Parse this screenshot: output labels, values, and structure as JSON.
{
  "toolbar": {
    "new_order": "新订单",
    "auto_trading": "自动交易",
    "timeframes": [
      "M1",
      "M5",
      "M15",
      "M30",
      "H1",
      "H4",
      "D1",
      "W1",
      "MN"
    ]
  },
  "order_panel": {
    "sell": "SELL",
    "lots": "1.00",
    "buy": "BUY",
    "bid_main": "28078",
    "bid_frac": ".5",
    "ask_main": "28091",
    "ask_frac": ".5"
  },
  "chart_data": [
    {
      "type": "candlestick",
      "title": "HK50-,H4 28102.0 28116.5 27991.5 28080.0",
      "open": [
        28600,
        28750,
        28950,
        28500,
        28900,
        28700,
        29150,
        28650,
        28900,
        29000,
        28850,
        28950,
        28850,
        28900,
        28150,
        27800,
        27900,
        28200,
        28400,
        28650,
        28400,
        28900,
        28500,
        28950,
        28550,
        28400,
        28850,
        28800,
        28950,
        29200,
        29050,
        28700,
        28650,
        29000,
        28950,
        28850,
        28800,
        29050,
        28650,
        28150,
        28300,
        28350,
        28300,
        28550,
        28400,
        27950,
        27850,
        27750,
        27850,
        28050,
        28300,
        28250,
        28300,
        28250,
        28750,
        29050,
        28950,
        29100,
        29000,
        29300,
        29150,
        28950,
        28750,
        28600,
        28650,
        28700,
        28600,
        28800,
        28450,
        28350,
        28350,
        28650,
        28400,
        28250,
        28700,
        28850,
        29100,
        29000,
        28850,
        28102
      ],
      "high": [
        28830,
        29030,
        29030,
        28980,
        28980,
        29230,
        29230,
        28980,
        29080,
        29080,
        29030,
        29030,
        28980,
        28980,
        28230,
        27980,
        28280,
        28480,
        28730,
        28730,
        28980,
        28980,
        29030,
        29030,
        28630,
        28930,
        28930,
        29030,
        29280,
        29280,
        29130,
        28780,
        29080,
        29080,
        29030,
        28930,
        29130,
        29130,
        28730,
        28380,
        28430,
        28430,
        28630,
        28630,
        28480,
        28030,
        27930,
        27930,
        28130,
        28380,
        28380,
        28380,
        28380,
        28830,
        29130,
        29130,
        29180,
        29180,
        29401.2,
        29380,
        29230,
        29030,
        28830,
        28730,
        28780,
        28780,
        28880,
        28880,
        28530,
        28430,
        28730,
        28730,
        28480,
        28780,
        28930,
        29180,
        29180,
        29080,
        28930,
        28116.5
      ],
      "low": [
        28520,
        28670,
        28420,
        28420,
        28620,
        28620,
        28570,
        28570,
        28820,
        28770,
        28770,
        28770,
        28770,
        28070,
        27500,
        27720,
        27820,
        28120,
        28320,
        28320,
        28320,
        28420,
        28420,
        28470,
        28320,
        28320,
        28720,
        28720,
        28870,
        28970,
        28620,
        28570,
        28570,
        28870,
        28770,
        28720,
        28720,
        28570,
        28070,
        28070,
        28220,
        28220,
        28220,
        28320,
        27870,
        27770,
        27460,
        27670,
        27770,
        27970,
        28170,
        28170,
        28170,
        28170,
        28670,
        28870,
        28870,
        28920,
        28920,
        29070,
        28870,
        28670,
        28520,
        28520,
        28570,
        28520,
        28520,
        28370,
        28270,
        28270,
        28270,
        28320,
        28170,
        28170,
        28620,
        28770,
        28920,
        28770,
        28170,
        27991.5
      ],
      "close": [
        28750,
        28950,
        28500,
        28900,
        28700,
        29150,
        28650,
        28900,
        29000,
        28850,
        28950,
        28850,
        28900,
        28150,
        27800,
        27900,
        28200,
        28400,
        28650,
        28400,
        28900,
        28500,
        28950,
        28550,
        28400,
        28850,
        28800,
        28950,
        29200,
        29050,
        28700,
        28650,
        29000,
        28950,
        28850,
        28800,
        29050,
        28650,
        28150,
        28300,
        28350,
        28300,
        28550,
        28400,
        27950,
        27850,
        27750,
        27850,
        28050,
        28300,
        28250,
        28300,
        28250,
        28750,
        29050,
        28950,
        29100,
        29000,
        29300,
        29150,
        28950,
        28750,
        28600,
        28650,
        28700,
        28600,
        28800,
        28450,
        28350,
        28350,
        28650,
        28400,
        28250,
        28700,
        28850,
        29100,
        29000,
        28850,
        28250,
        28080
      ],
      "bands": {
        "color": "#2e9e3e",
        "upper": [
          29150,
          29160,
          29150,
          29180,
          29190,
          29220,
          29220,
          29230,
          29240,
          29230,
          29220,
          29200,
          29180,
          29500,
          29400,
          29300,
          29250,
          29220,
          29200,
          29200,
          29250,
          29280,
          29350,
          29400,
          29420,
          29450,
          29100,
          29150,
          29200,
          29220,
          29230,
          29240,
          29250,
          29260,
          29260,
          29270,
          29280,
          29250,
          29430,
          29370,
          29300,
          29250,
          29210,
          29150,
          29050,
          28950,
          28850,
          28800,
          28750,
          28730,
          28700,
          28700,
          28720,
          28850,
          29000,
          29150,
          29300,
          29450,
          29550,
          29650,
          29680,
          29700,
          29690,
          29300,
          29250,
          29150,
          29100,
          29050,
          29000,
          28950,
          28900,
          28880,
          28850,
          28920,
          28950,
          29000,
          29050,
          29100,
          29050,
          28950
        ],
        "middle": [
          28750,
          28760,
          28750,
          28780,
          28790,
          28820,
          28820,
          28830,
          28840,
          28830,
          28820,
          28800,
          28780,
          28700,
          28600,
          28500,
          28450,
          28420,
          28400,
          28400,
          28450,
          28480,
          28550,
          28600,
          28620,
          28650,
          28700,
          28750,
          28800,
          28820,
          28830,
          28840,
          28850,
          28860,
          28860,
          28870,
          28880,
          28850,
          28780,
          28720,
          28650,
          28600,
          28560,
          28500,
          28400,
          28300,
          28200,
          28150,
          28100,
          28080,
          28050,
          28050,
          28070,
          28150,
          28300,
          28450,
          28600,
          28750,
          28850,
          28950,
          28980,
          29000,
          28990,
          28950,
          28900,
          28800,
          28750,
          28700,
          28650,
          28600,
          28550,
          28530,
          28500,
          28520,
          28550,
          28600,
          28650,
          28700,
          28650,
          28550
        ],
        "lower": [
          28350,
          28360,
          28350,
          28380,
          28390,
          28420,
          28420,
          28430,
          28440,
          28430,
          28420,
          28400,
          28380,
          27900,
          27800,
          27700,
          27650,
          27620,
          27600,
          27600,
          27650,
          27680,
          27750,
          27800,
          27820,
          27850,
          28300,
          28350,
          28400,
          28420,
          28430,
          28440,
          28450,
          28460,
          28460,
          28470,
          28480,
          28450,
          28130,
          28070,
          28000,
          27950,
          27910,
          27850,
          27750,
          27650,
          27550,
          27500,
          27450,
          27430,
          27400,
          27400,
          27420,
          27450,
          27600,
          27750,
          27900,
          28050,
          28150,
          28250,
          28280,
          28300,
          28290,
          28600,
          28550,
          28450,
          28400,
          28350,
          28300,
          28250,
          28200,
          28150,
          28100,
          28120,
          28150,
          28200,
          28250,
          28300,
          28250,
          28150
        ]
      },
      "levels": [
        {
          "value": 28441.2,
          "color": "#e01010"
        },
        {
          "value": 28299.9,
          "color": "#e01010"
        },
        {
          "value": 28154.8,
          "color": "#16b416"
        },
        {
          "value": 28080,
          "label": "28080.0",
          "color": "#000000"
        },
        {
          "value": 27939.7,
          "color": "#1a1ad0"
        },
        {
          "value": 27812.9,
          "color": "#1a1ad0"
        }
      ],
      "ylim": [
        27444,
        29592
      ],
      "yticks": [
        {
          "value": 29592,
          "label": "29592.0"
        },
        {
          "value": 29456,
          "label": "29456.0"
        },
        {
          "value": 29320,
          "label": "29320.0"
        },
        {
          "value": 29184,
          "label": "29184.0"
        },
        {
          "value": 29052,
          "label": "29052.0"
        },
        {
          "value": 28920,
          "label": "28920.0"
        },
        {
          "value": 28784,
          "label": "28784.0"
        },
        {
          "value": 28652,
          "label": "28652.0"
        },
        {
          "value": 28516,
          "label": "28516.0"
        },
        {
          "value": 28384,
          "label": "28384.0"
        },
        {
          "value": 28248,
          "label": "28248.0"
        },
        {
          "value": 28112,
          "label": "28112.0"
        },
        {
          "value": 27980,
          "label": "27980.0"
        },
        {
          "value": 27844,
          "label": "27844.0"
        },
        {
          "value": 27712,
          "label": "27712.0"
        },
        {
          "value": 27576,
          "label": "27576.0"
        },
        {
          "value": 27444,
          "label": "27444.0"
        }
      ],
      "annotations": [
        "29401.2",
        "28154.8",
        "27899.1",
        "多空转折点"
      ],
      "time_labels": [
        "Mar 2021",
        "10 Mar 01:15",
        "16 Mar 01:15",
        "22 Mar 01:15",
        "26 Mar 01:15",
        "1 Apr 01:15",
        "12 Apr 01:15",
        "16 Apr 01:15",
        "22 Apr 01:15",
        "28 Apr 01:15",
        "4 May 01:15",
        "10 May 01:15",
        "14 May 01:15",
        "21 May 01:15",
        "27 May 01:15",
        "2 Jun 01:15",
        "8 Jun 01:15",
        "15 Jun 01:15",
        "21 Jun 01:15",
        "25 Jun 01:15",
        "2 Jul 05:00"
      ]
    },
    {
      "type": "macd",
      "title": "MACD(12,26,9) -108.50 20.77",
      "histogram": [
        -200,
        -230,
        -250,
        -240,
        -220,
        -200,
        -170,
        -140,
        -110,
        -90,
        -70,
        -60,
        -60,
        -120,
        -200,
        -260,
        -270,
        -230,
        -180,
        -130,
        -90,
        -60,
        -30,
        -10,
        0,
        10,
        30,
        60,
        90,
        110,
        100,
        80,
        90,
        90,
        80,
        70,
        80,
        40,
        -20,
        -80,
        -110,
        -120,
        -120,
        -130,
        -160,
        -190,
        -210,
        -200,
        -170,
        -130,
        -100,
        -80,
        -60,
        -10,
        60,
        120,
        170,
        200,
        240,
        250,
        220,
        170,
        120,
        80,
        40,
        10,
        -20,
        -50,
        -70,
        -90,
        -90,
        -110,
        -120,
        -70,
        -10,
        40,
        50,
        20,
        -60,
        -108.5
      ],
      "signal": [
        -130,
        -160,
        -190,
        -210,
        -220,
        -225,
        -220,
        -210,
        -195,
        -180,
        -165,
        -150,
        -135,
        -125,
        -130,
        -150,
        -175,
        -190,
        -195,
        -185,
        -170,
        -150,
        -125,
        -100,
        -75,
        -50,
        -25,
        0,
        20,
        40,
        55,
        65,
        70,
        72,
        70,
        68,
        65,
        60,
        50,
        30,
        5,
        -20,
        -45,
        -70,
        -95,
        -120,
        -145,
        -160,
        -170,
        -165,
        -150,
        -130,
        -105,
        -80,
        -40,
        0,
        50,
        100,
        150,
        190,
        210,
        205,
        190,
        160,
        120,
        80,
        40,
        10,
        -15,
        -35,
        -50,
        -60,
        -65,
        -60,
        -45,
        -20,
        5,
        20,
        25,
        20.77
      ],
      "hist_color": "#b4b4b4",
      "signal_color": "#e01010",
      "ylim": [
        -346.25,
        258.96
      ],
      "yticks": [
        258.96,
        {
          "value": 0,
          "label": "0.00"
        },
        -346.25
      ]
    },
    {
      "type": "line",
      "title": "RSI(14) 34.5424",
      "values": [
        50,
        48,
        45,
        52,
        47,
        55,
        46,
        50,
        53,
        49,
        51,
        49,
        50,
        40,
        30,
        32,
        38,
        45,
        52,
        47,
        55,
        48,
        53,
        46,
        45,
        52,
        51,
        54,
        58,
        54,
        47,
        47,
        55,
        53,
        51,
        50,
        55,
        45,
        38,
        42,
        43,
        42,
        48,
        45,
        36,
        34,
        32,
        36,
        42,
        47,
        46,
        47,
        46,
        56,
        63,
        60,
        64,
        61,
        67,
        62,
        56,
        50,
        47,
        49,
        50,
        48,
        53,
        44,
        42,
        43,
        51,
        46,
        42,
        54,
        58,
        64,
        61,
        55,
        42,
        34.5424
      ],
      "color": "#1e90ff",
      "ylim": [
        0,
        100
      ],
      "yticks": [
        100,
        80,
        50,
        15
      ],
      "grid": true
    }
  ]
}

····················

From the data above, pick out each line containing "title" and copy it.

      "title": "HK50-,H4 28102.0 28116.5 27991.5 28080.0",
      "title": "MACD(12,26,9) -108.50 20.77",
      "title": "RSI(14) 34.5424",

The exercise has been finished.